Pour Albert Camus il «  n’y a qu’un problème philosophique vraiment sérieux : c’est le suicide. Juger que la vie vaut ou ne vaut pas la peine d’être vécue, c’est répondre à la question fondamentale de la philosophie. ». Selon Camus, le caractère mortel de l’existence, l’idée de la mort,  rend la vie absurde, et de quelque point de vue qu’on se place, dans sa pensée «  ce qui vient après la mort est futile ». Le monde est absurde et tout est sans raison, l’existence de l’homme est faite de «  hasards, d’actes involontaires et gratuits, de gestes vidés de leurs sens par l’habitude, et que tout ce ruisseau sordide roule vers la mort»

La question de la finitude

Le livre de Judith Hermann Alice est un recueil de cinq récits sur le sujet de la mort. C’est un livre intense qui nous raconte la mort de cinq hommes qu’Alice connaissait. C’est donc notre rapport à la mort que Judith Hermann essaye d’examiner. Mais dans tout le livre, de page en page, on ne trouvera pas les questions existentielles ou celles de la foi. Pourtant nous dit Pascal «  Il importe à toute la vie de savoir si l’âme est mortelle ou immortelle.». Se poser la question nous évite de tomber dans ce que Montaigne appelle la « nonchalance bestiale ».

Mais que savons-nous de la mort, « Le grand peut-être » d’après Stendhal, du destin de l’âme après la mort, des rapports de l’âme et du corps. Dès qu’on s’installe dans ces questions, on est dans l’incertitude, la spéculation et ces passages saisissants de Benjamin Constant où l’on ressent toute l’étendue du mystère de la mort : « De ce gouffre où se sont accumulées, depuis tant de siècles, tant de créatures d’espèces diverses, les unes fortes et audacieuses, les autres sensibles et passionnées, mais toutes attachées à la terre par tant d’intérêts et de liens, aucun cri ne s’est échappé : aucune instruction ne nous est parvenue, du sein de l’abîme si riche d’expériences englouties»

La terre s’entrouvre et se tait : elle se tait en se refermant, et sa surface redevenant uniforme, laisse nos questions sans réponse et nos regrets sans consolation. (De la religion, livre VII, chap. IX). Ni concept ni intuition, la mort comme disparition du moi est une idée à quoi rien d’observable ne correspond, parce qu’elle est inconnaissable, inénarrable, irréductible. Car la mort, l’âme, la résurrection ne sont pas des objets de connaissance, ce sont des concepts indémontrables et quiconque se risque d’aborder, par exemple l’assomption de la finitude, se met dans un état de subjectivité.

▶ **PROBLÈMES ET EXERCICES**
• A. Traduisez en anglais cette phrase de l’extrait : « C’est un livre intense qui nous raconte la mort de cinq hommes qu’Alice connaissait. »
• B. Dans l’extrait, recopiez le passage qui commence par « La terre s’entrouvre » et se termine par « état de subjectivité. » en changeant « consolation » en « réconfort ».

▶ **MATÉRIEL**
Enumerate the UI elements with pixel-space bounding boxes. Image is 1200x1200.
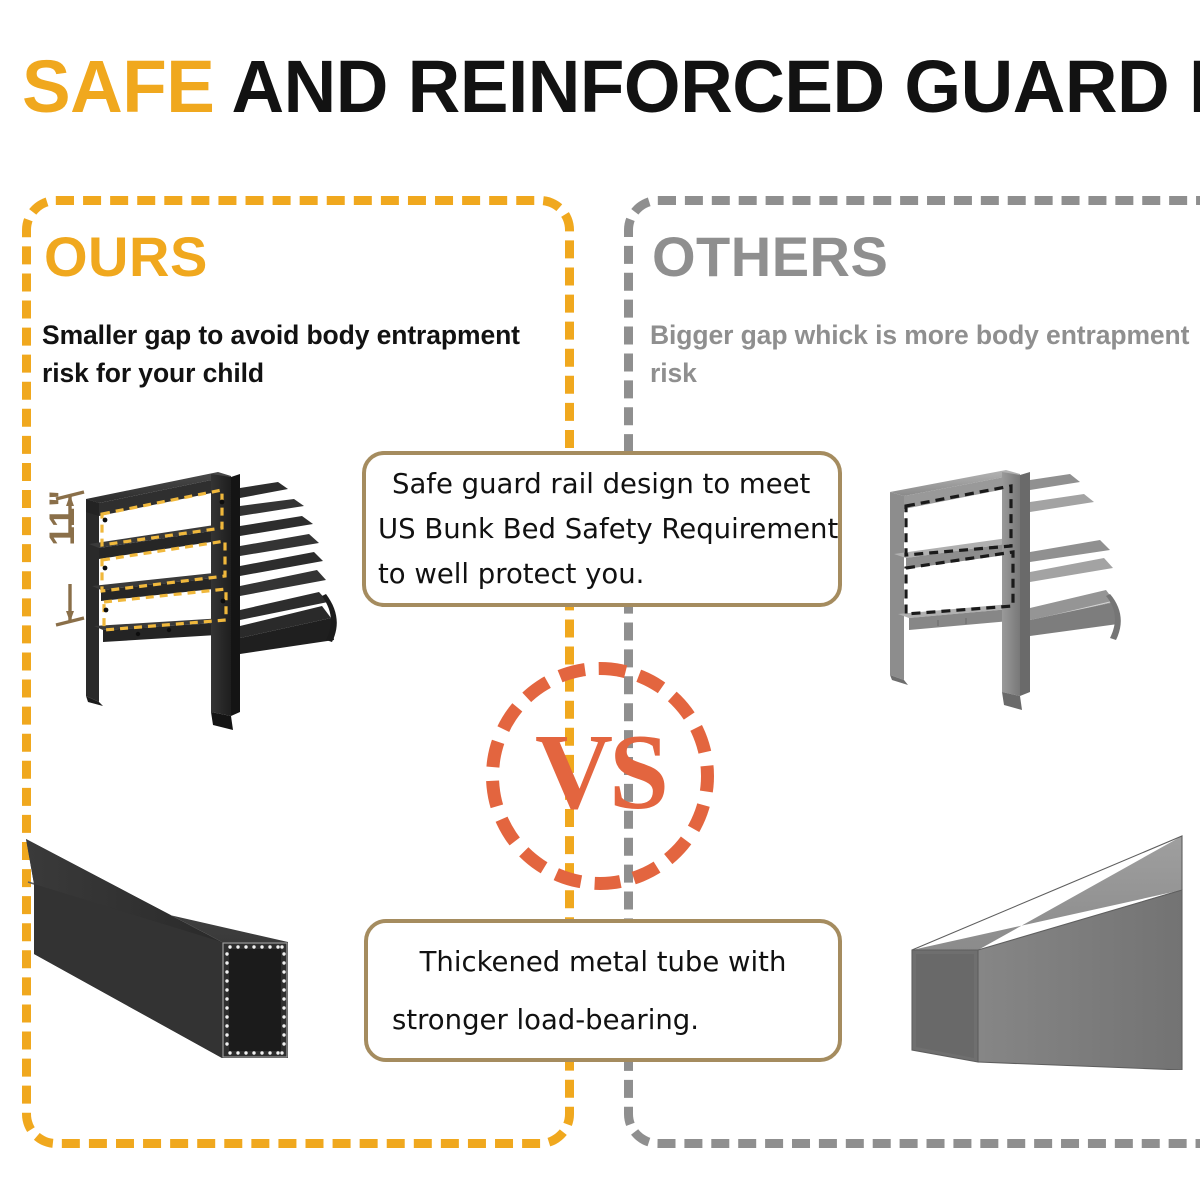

▶ **RÉPONSES DANS L’ORDRE**
• A. It is an intense book that tells us about the death of five men whom Alice knew.

• B.
La terre s’entrouvre et se tait : elle se tait en se refermant, et sa surface redevenant uniforme, laisse nos questions sans réponse et nos regrets sans réconfort. (De la religion, livre VII, chap. IX). Ni concept ni intuition, la mort comme disparition du moi est une idée à quoi rien d’observable ne correspond, parce qu’elle est inconnaissable, inénarrable, irréductible. Car la mort, l’âme, la résurrection ne sont pas des objets de connaissance, ce sont des concepts indémontrables et quiconque se risque d’aborder, par exemple l’assomption de la finitude, se met dans un état de subjectivité.